### Assignment:
Copy all the entries word for word, but omit the pictures.
##### Available data
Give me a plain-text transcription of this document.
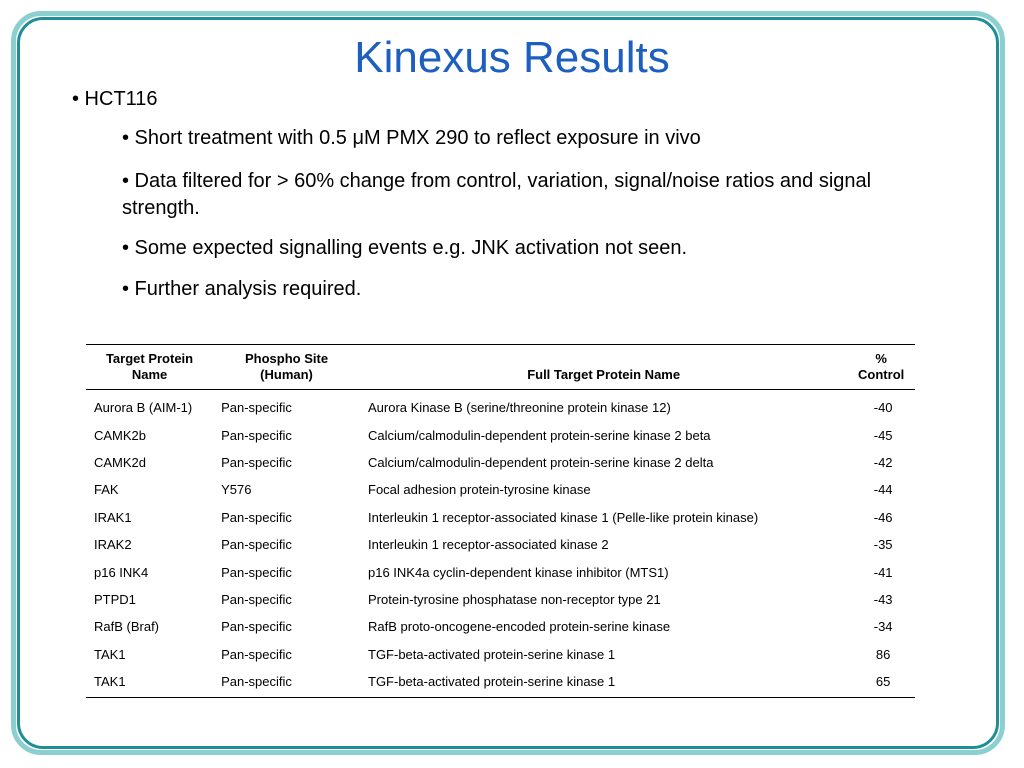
Kinexus Results
• HCT116
• Short treatment with 0.5 μM PMX 290 to reflect exposure in vivo
• Data filtered for > 60% change from control, variation, signal/noise ratios and signal strength.
• Some expected signalling events e.g. JNK activation not seen.
• Further analysis required.
Target Protein Name	Phospho Site (Human)	Full Target Protein Name	% Control
Aurora B (AIM-1)	Pan-specific	Aurora Kinase B (serine/threonine protein kinase 12)	-40
CAMK2b	Pan-specific	Calcium/calmodulin-dependent protein-serine kinase 2 beta	-45
CAMK2d	Pan-specific	Calcium/calmodulin-dependent protein-serine kinase 2 delta	-42
FAK	Y576	Focal adhesion protein-tyrosine kinase	-44
IRAK1	Pan-specific	Interleukin 1 receptor-associated kinase 1 (Pelle-like protein kinase)	-46
IRAK2	Pan-specific	Interleukin 1 receptor-associated kinase 2	-35
p16 INK4	Pan-specific	p16 INK4a cyclin-dependent kinase inhibitor (MTS1)	-41
PTPD1	Pan-specific	Protein-tyrosine phosphatase non-receptor type 21	-43
RafB (Braf)	Pan-specific	RafB proto-oncogene-encoded protein-serine kinase	-34
TAK1	Pan-specific	TGF-beta-activated protein-serine kinase 1	86
TAK1	Pan-specific	TGF-beta-activated protein-serine kinase 1	65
##########
### Task response:
Give me a plain-text transcription of this document.
Kinexus Results
• HCT116
• Short treatment with 0.5 μM PMX 290 to reflect exposure in vivo
• Data filtered for > 60% change from control, variation, signal/noise ratios and signal strength.
• Some expected signalling events e.g. JNK activation not seen.
• Further analysis required.
Target Protein Name	Phospho Site (Human)	Full Target Protein Name	% Control
Aurora B (AIM-1)	Pan-specific	Aurora Kinase B (serine/threonine protein kinase 12)	-40
CAMK2b	Pan-specific	Calcium/calmodulin-dependent protein-serine kinase 2 beta	-45
CAMK2d	Pan-specific	Calcium/calmodulin-dependent protein-serine kinase 2 delta	-42
FAK	Y576	Focal adhesion protein-tyrosine kinase	-44
IRAK1	Pan-specific	Interleukin 1 receptor-associated kinase 1 (Pelle-like protein kinase)	-46
IRAK2	Pan-specific	Interleukin 1 receptor-associated kinase 2	-35
p16 INK4	Pan-specific	p16 INK4a cyclin-dependent kinase inhibitor (MTS1)	-41
PTPD1	Pan-specific	Protein-tyrosine phosphatase non-receptor type 21	-43
RafB (Braf)	Pan-specific	RafB proto-oncogene-encoded protein-serine kinase	-34
TAK1	Pan-specific	TGF-beta-activated protein-serine kinase 1	86
TAK1	Pan-specific	TGF-beta-activated protein-serine kinase 1	65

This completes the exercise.